• WHAT THE EXERCISE ASKS
Transcribe all of the material exactly.

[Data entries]
───

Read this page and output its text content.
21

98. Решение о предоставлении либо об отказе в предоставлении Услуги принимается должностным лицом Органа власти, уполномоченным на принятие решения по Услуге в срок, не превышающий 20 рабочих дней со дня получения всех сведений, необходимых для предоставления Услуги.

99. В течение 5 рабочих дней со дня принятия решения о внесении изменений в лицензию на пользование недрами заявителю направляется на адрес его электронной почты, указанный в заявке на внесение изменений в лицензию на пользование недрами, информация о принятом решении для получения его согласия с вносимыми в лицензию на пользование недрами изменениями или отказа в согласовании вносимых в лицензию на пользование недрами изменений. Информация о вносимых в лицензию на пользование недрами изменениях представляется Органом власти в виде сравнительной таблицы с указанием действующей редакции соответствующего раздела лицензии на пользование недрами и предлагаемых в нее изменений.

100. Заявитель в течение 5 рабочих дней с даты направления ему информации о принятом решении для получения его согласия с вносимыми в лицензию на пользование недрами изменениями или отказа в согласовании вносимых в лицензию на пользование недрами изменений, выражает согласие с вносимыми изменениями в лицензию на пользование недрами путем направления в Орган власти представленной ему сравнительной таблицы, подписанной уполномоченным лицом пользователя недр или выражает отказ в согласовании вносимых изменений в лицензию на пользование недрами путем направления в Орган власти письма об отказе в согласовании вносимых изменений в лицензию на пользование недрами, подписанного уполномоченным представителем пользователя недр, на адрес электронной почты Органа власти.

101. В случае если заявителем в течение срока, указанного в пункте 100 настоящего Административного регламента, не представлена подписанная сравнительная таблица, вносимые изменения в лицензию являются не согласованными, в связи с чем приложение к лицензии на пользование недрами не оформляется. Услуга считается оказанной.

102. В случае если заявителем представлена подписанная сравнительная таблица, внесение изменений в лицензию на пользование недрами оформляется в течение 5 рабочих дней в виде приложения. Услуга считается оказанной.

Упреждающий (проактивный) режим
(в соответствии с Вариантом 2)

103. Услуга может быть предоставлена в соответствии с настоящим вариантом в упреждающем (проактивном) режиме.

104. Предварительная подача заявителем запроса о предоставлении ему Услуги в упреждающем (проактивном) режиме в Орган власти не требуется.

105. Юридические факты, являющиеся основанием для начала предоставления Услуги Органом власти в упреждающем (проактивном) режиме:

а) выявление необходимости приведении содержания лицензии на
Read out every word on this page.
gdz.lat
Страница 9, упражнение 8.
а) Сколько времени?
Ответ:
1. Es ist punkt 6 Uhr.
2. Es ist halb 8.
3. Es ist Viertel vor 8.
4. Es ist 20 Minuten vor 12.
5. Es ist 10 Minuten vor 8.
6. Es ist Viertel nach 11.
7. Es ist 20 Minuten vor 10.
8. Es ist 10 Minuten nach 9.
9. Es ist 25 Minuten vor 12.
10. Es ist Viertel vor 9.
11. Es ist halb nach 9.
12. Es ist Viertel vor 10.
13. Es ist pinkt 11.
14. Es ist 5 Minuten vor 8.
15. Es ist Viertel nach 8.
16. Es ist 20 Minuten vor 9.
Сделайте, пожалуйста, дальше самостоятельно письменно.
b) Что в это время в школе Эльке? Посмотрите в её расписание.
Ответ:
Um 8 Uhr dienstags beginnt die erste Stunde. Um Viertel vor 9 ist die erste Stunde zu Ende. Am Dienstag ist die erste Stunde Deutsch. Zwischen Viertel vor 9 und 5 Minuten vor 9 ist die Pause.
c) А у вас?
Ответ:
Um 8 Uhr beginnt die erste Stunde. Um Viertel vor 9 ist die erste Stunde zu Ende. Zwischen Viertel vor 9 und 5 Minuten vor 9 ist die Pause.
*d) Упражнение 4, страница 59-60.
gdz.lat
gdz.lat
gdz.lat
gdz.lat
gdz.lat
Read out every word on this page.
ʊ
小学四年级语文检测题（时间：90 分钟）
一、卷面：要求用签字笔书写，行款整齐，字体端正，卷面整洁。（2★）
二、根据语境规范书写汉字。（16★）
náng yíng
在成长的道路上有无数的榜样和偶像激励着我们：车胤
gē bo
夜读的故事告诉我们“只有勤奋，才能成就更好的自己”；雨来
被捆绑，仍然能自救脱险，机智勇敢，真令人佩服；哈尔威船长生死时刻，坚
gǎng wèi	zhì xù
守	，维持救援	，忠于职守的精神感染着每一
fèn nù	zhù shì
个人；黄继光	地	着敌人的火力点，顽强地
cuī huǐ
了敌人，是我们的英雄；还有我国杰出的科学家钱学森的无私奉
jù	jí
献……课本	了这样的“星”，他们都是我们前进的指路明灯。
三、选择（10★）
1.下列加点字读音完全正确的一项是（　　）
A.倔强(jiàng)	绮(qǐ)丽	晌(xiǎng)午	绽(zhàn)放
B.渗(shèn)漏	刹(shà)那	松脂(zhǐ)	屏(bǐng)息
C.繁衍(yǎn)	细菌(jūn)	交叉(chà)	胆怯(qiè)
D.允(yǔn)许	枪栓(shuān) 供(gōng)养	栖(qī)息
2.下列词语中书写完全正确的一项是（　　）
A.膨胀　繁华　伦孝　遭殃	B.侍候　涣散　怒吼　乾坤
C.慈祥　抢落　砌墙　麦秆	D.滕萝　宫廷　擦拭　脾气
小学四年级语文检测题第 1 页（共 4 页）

───

• THE RESPONSE
Read this page and output its text content.
21

98. Решение о предоставлении либо об отказе в предоставлении Услуги принимается должностным лицом Органа власти, уполномоченным на принятие решения по Услуге в срок, не превышающий 20 рабочих дней со дня получения всех сведений, необходимых для предоставления Услуги.

99. В течение 5 рабочих дней со дня принятия решения о внесении изменений в лицензию на пользование недрами заявителю направляется на адрес его электронной почты, указанный в заявке на внесение изменений в лицензию на пользование недрами, информация о принятом решении для получения его согласия с вносимыми в лицензию на пользование недрами изменениями или отказа в согласовании вносимых в лицензию на пользование недрами изменений. Информация о вносимых в лицензию на пользование недрами изменениях представляется Органом власти в виде сравнительной таблицы с указанием действующей редакции соответствующего раздела лицензии на пользование недрами и предлагаемых в нее изменений.

100. Заявитель в течение 5 рабочих дней с даты направления ему информации о принятом решении для получения его согласия с вносимыми в лицензию на пользование недрами изменениями или отказа в согласовании вносимых в лицензию на пользование недрами изменений, выражает согласие с вносимыми изменениями в лицензию на пользование недрами путем направления в Орган власти представленной ему сравнительной таблицы, подписанной уполномоченным лицом пользователя недр или выражает отказ в согласовании вносимых изменений в лицензию на пользование недрами путем направления в Орган власти письма об отказе в согласовании вносимых изменений в лицензию на пользование недрами, подписанного уполномоченным представителем пользователя недр, на адрес электронной почты Органа власти.

101. В случае если заявителем в течение срока, указанного в пункте 100 настоящего Административного регламента, не представлена подписанная сравнительная таблица, вносимые изменения в лицензию являются не согласованными, в связи с чем приложение к лицензии на пользование недрами не оформляется. Услуга считается оказанной.

102. В случае если заявителем представлена подписанная сравнительная таблица, внесение изменений в лицензию на пользование недрами оформляется в течение 5 рабочих дней в виде приложения. Услуга считается оказанной.

Упреждающий (проактивный) режим
(в соответствии с Вариантом 2)

103. Услуга может быть предоставлена в соответствии с настоящим вариантом в упреждающем (проактивном) режиме.

104. Предварительная подача заявителем запроса о предоставлении ему Услуги в упреждающем (проактивном) режиме в Орган власти не требуется.

105. Юридические факты, являющиеся основанием для начала предоставления Услуги Органом власти в упреждающем (проактивном) режиме:

а) выявление необходимости приведении содержания лицензии на
Read out every word on this page.
gdz.lat
Страница 9, упражнение 8.
а) Сколько времени?
Ответ:
1. Es ist punkt 6 Uhr.
2. Es ist halb 8.
3. Es ist Viertel vor 8.
4. Es ist 20 Minuten vor 12.
5. Es ist 10 Minuten vor 8.
6. Es ist Viertel nach 11.
7. Es ist 20 Minuten vor 10.
8. Es ist 10 Minuten nach 9.
9. Es ist 25 Minuten vor 12.
10. Es ist Viertel vor 9.
11. Es ist halb nach 9.
12. Es ist Viertel vor 10.
13. Es ist pinkt 11.
14. Es ist 5 Minuten vor 8.
15. Es ist Viertel nach 8.
16. Es ist 20 Minuten vor 9.
Сделайте, пожалуйста, дальше самостоятельно письменно.
b) Что в это время в школе Эльке? Посмотрите в её расписание.
Ответ:
Um 8 Uhr dienstags beginnt die erste Stunde. Um Viertel vor 9 ist die erste Stunde zu Ende. Am Dienstag ist die erste Stunde Deutsch. Zwischen Viertel vor 9 und 5 Minuten vor 9 ist die Pause.
c) А у вас?
Ответ:
Um 8 Uhr beginnt die erste Stunde. Um Viertel vor 9 ist die erste Stunde zu Ende. Zwischen Viertel vor 9 und 5 Minuten vor 9 ist die Pause.
*d) Упражнение 4, страница 59-60.
gdz.lat
gdz.lat
gdz.lat
gdz.lat
gdz.lat
Read out every word on this page.
ʊ
小学四年级语文检测题（时间：90 分钟）
一、卷面：要求用签字笔书写，行款整齐，字体端正，卷面整洁。（2★）
二、根据语境规范书写汉字。（16★）
náng yíng
在成长的道路上有无数的榜样和偶像激励着我们：车胤
gē bo
夜读的故事告诉我们“只有勤奋，才能成就更好的自己”；雨来
被捆绑，仍然能自救脱险，机智勇敢，真令人佩服；哈尔威船长生死时刻，坚
gǎng wèi	zhì xù
守	，维持救援	，忠于职守的精神感染着每一
fèn nù	zhù shì
个人；黄继光	地	着敌人的火力点，顽强地
cuī huǐ
了敌人，是我们的英雄；还有我国杰出的科学家钱学森的无私奉
jù	jí
献……课本	了这样的“星”，他们都是我们前进的指路明灯。
三、选择（10★）
1.下列加点字读音完全正确的一项是（　　）
A.倔强(jiàng)	绮(qǐ)丽	晌(xiǎng)午	绽(zhàn)放
B.渗(shèn)漏	刹(shà)那	松脂(zhǐ)	屏(bǐng)息
C.繁衍(yǎn)	细菌(jūn)	交叉(chà)	胆怯(qiè)
D.允(yǔn)许	枪栓(shuān) 供(gōng)养	栖(qī)息
2.下列词语中书写完全正确的一项是（　　）
A.膨胀　繁华　伦孝　遭殃	B.侍候　涣散　怒吼　乾坤
C.慈祥　抢落　砌墙　麦秆	D.滕萝　宫廷　擦拭　脾气
小学四年级语文检测题第 1 页（共 4 页）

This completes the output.